Goal:
Write out the material exactly, without any of its pictures.

Given records:
────────────────
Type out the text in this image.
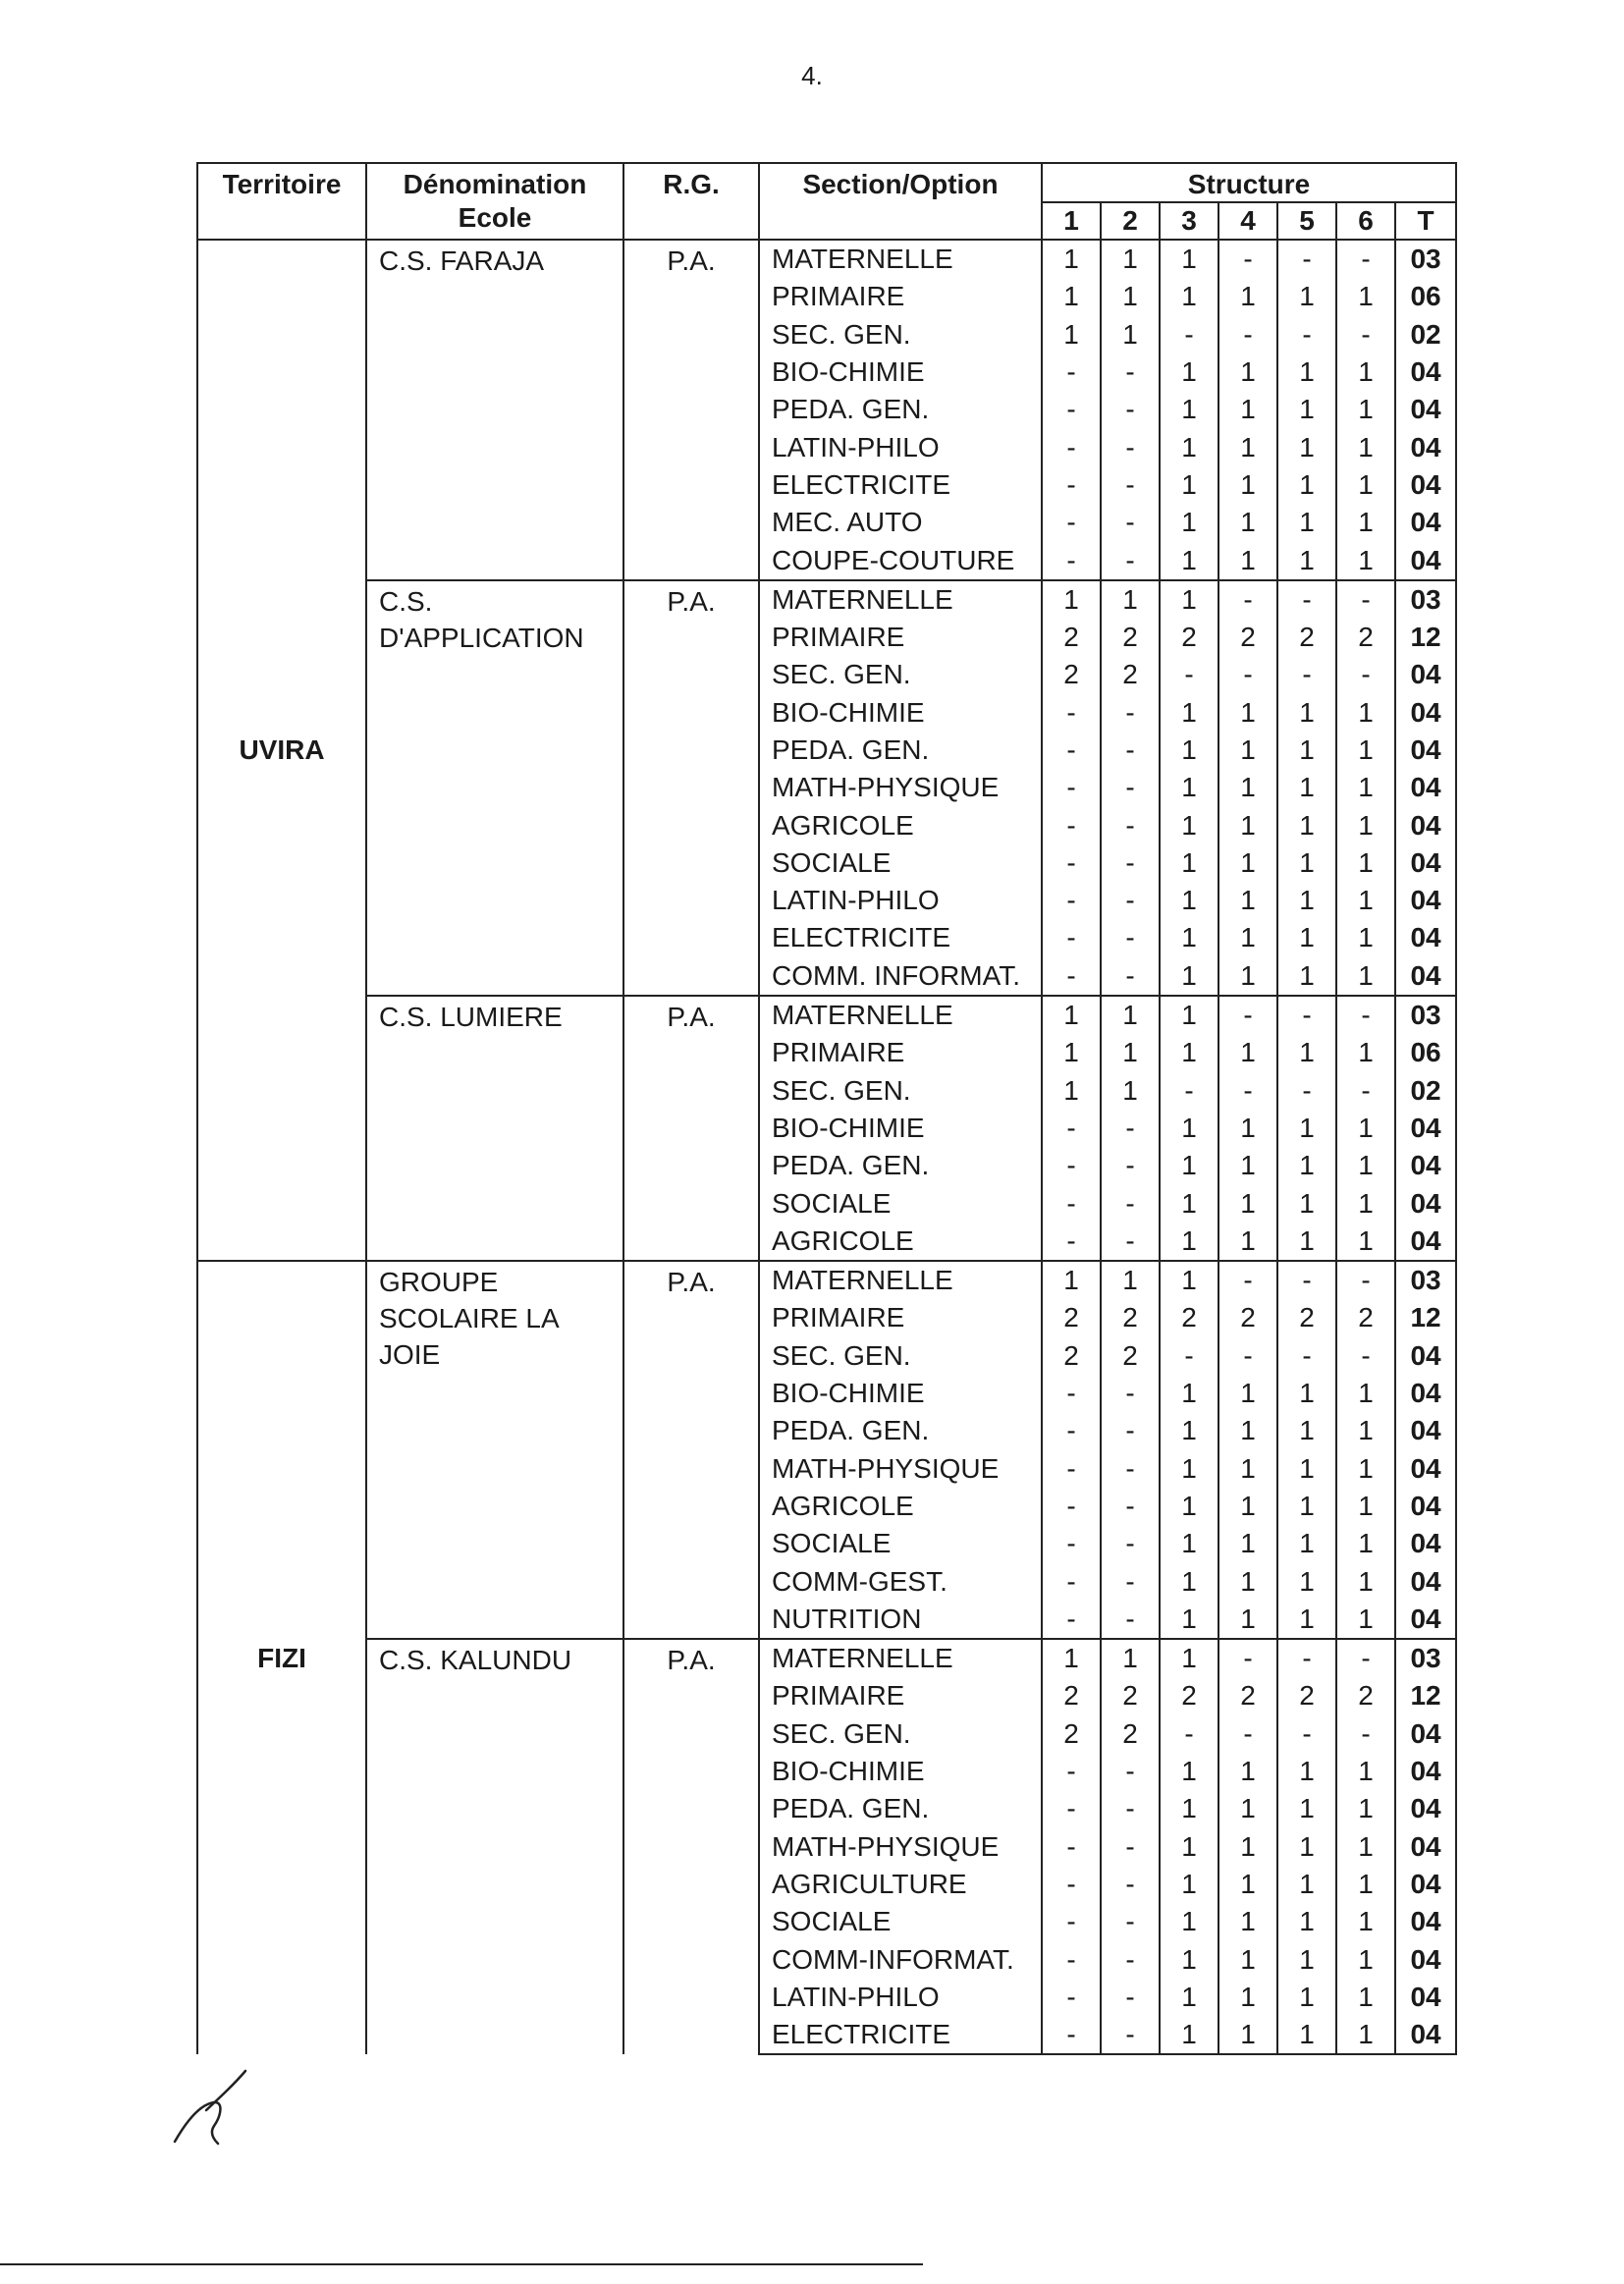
4.
Territoire	Dénomination Ecole	R.G.	Section/Option	Structure						
				1	2	3	4	5	6	T
UVIRA	C.S. FARAJA	P.A.	MATERNELLE	1	1	1	-	-	-	03
			PRIMAIRE	1	1	1	1	1	1	06
			SEC. GEN.	1	1	-	-	-	-	02
			BIO-CHIMIE	-	-	1	1	1	1	04
			PEDA. GEN.	-	-	1	1	1	1	04
			LATIN-PHILO	-	-	1	1	1	1	04
			ELECTRICITE	-	-	1	1	1	1	04
			MEC. AUTO	-	-	1	1	1	1	04
			COUPE-COUTURE	-	-	1	1	1	1	04
	C.S. D'APPLICATION	P.A.	MATERNELLE	1	1	1	-	-	-	03
			PRIMAIRE	2	2	2	2	2	2	12
			SEC. GEN.	2	2	-	-	-	-	04
			BIO-CHIMIE	-	-	1	1	1	1	04
			PEDA. GEN.	-	-	1	1	1	1	04
			MATH-PHYSIQUE	-	-	1	1	1	1	04
			AGRICOLE	-	-	1	1	1	1	04
			SOCIALE	-	-	1	1	1	1	04
			LATIN-PHILO	-	-	1	1	1	1	04
			ELECTRICITE	-	-	1	1	1	1	04
			COMM. INFORMAT.	-	-	1	1	1	1	04
	C.S. LUMIERE	P.A.	MATERNELLE	1	1	1	-	-	-	03
			PRIMAIRE	1	1	1	1	1	1	06
			SEC. GEN.	1	1	-	-	-	-	02
			BIO-CHIMIE	-	-	1	1	1	1	04
			PEDA. GEN.	-	-	1	1	1	1	04
			SOCIALE	-	-	1	1	1	1	04
			AGRICOLE	-	-	1	1	1	1	04
FIZI	GROUPE SCOLAIRE LA JOIE	P.A.	MATERNELLE	1	1	1	-	-	-	03
			PRIMAIRE	2	2	2	2	2	2	12
			SEC. GEN.	2	2	-	-	-	-	04
			BIO-CHIMIE	-	-	1	1	1	1	04
			PEDA. GEN.	-	-	1	1	1	1	04
			MATH-PHYSIQUE	-	-	1	1	1	1	04
			AGRICOLE	-	-	1	1	1	1	04
			SOCIALE	-	-	1	1	1	1	04
			COMM-GEST.	-	-	1	1	1	1	04
			NUTRITION	-	-	1	1	1	1	04
	C.S. KALUNDU	P.A.	MATERNELLE	1	1	1	-	-	-	03
			PRIMAIRE	2	2	2	2	2	2	12
			SEC. GEN.	2	2	-	-	-	-	04
			BIO-CHIMIE	-	-	1	1	1	1	04
			PEDA. GEN.	-	-	1	1	1	1	04
			MATH-PHYSIQUE	-	-	1	1	1	1	04
			AGRICULTURE	-	-	1	1	1	1	04
			SOCIALE	-	-	1	1	1	1	04
			COMM-INFORMAT.	-	-	1	1	1	1	04
			LATIN-PHILO	-	-	1	1	1	1	04
			ELECTRICITE	-	-	1	1	1	1	04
────────────────
Output of the task:
Type out the text in this image.
4.
Territoire	Dénomination Ecole	R.G.	Section/Option	Structure						
				1	2	3	4	5	6	T
UVIRA	C.S. FARAJA	P.A.	MATERNELLE	1	1	1	-	-	-	03
			PRIMAIRE	1	1	1	1	1	1	06
			SEC. GEN.	1	1	-	-	-	-	02
			BIO-CHIMIE	-	-	1	1	1	1	04
			PEDA. GEN.	-	-	1	1	1	1	04
			LATIN-PHILO	-	-	1	1	1	1	04
			ELECTRICITE	-	-	1	1	1	1	04
			MEC. AUTO	-	-	1	1	1	1	04
			COUPE-COUTURE	-	-	1	1	1	1	04
	C.S. D'APPLICATION	P.A.	MATERNELLE	1	1	1	-	-	-	03
			PRIMAIRE	2	2	2	2	2	2	12
			SEC. GEN.	2	2	-	-	-	-	04
			BIO-CHIMIE	-	-	1	1	1	1	04
			PEDA. GEN.	-	-	1	1	1	1	04
			MATH-PHYSIQUE	-	-	1	1	1	1	04
			AGRICOLE	-	-	1	1	1	1	04
			SOCIALE	-	-	1	1	1	1	04
			LATIN-PHILO	-	-	1	1	1	1	04
			ELECTRICITE	-	-	1	1	1	1	04
			COMM. INFORMAT.	-	-	1	1	1	1	04
	C.S. LUMIERE	P.A.	MATERNELLE	1	1	1	-	-	-	03
			PRIMAIRE	1	1	1	1	1	1	06
			SEC. GEN.	1	1	-	-	-	-	02
			BIO-CHIMIE	-	-	1	1	1	1	04
			PEDA. GEN.	-	-	1	1	1	1	04
			SOCIALE	-	-	1	1	1	1	04
			AGRICOLE	-	-	1	1	1	1	04
FIZI	GROUPE SCOLAIRE LA JOIE	P.A.	MATERNELLE	1	1	1	-	-	-	03
			PRIMAIRE	2	2	2	2	2	2	12
			SEC. GEN.	2	2	-	-	-	-	04
			BIO-CHIMIE	-	-	1	1	1	1	04
			PEDA. GEN.	-	-	1	1	1	1	04
			MATH-PHYSIQUE	-	-	1	1	1	1	04
			AGRICOLE	-	-	1	1	1	1	04
			SOCIALE	-	-	1	1	1	1	04
			COMM-GEST.	-	-	1	1	1	1	04
			NUTRITION	-	-	1	1	1	1	04
	C.S. KALUNDU	P.A.	MATERNELLE	1	1	1	-	-	-	03
			PRIMAIRE	2	2	2	2	2	2	12
			SEC. GEN.	2	2	-	-	-	-	04
			BIO-CHIMIE	-	-	1	1	1	1	04
			PEDA. GEN.	-	-	1	1	1	1	04
			MATH-PHYSIQUE	-	-	1	1	1	1	04
			AGRICULTURE	-	-	1	1	1	1	04
			SOCIALE	-	-	1	1	1	1	04
			COMM-INFORMAT.	-	-	1	1	1	1	04
			LATIN-PHILO	-	-	1	1	1	1	04
			ELECTRICITE	-	-	1	1	1	1	04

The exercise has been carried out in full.